[Collection entries]

◆ ◆ ◆ ◆ ◆ ◆ ◆

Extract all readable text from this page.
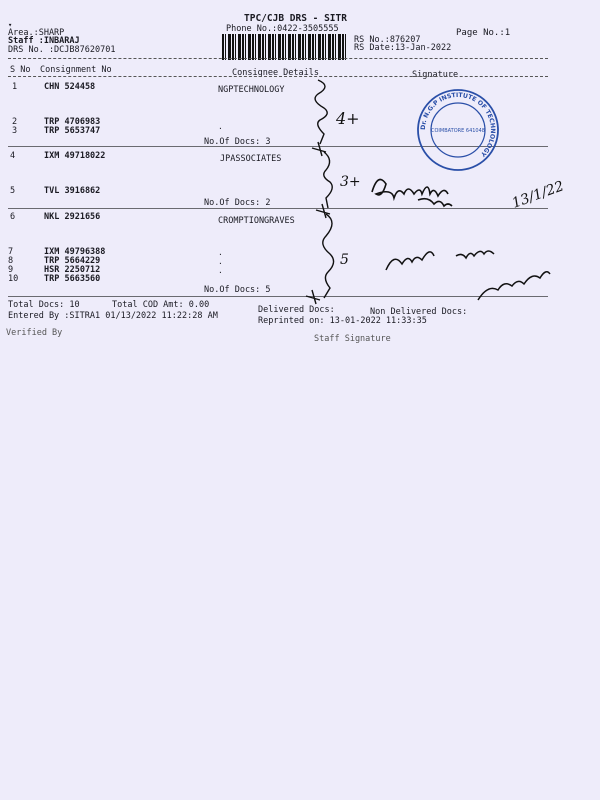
▾
TPC/CJB DRS - SITR
Phone No.:0422-3505555
Area.:SHARP
Staff :INBARAJ
DRS No. :DCJB87620701
Page No.:1
RS No.:876207
RS Date:13-Jan-2022
Consignee Details	Signature
S No Consignment No
1	CHN 524458	NGPTECHNOLOGY
2	TRP 4706983
3	TRP 5653747	.
No.Of Docs: 3
4	IXM 49718022	JPASSOCIATES
5	TVL 3916862
No.Of Docs: 2
6	NKL 2921656	CROMPTIONGRAVES
7	IXM 49796388
8	TRP 5664229
9	HSR 2250712
10	TRP 5663560
.
.
.
No.Of Docs: 5
Total Docs: 10	Total COD Amt: 0.00	Delivered Docs:	Non Delivered Docs:
Entered By :SITRA1 01/13/2022 11:22:28 AM	Reprinted on: 13-01-2022 11:33:35
Verified By
Staff Signature
4+
3+
5
13/1/22
Dr. N.G.P INSTITUTE OF TECHNOLOGY
COIMBATORE 641048
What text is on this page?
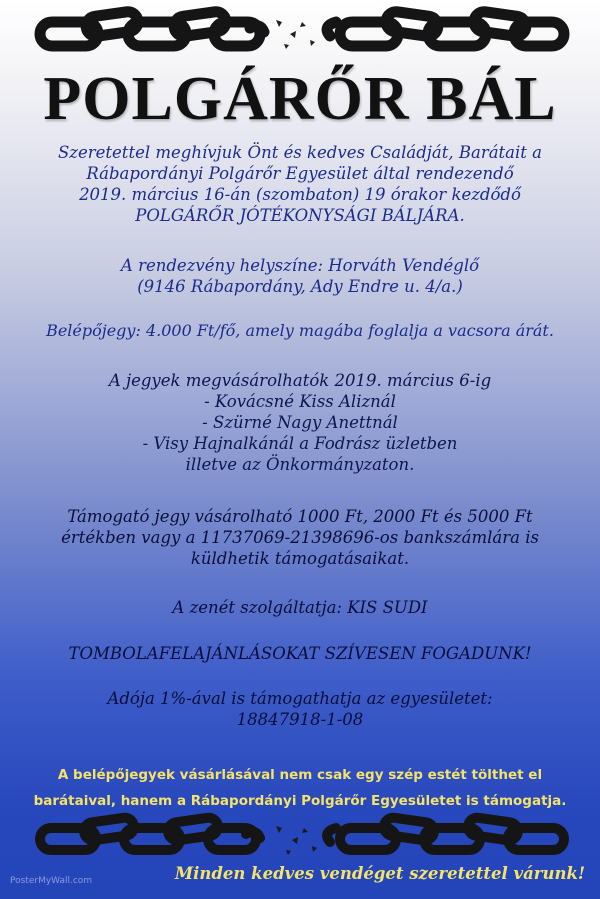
POLGÁRŐR BÁL
Szeretettel meghívjuk Önt és kedves Családját, Barátait a
Rábapordányi Polgárőr Egyesület által rendezendő
2019. március 16-án (szombaton) 19 órakor kezdődő
POLGÁRŐR JÓTÉKONYSÁGI BÁLJÁRA.
A rendezvény helyszíne: Horváth Vendéglő
(9146 Rábapordány, Ady Endre u. 4/a.)
Belépőjegy: 4.000 Ft/fő, amely magába foglalja a vacsora árát.
A jegyek megvásárolhatók 2019. március 6-ig
- Kovácsné Kiss Aliznál
- Szürné Nagy Anettnál
- Visy Hajnalkánál a Fodrász üzletben
illetve az Önkormányzaton.
Támogató jegy vásárolható 1000 Ft, 2000 Ft és 5000 Ft
értékben vagy a 11737069-21398696-os bankszámlára is
küldhetik támogatásaikat.
A zenét szolgáltatja: KIS SUDI
TOMBOLAFELAJÁNLÁSOKAT SZÍVESEN FOGADUNK!
Adója 1%-ával is támogathatja az egyesületet:
18847918-1-08
A belépőjegyek vásárlásával nem csak egy szép estét tölthet el
barátaival, hanem a Rábapordányi Polgárőr Egyesületet is támogatja.
PosterMyWall.com	Minden kedves vendéget szeretettel várunk!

◆ ◆ ◆ ◆ ◆ ◆ ◆

WHAT IS REQUIRED:
Will you repeat the material above, but only from the line containing "What text is on this page?" through its last line, exactly and without the pictures?

EXPECTED OUTPUT:
What text is on this page?
POLGÁRŐR BÁL
Szeretettel meghívjuk Önt és kedves Családját, Barátait a
Rábapordányi Polgárőr Egyesület által rendezendő
2019. március 16-án (szombaton) 19 órakor kezdődő
POLGÁRŐR JÓTÉKONYSÁGI BÁLJÁRA.
A rendezvény helyszíne: Horváth Vendéglő
(9146 Rábapordány, Ady Endre u. 4/a.)
Belépőjegy: 4.000 Ft/fő, amely magába foglalja a vacsora árát.
A jegyek megvásárolhatók 2019. március 6-ig
- Kovácsné Kiss Aliznál
- Szürné Nagy Anettnál
- Visy Hajnalkánál a Fodrász üzletben
illetve az Önkormányzaton.
Támogató jegy vásárolható 1000 Ft, 2000 Ft és 5000 Ft
értékben vagy a 11737069-21398696-os bankszámlára is
küldhetik támogatásaikat.
A zenét szolgáltatja: KIS SUDI
TOMBOLAFELAJÁNLÁSOKAT SZÍVESEN FOGADUNK!
Adója 1%-ával is támogathatja az egyesületet:
18847918-1-08
A belépőjegyek vásárlásával nem csak egy szép estét tölthet el
barátaival, hanem a Rábapordányi Polgárőr Egyesületet is támogatja.
PosterMyWall.com	Minden kedves vendéget szeretettel várunk!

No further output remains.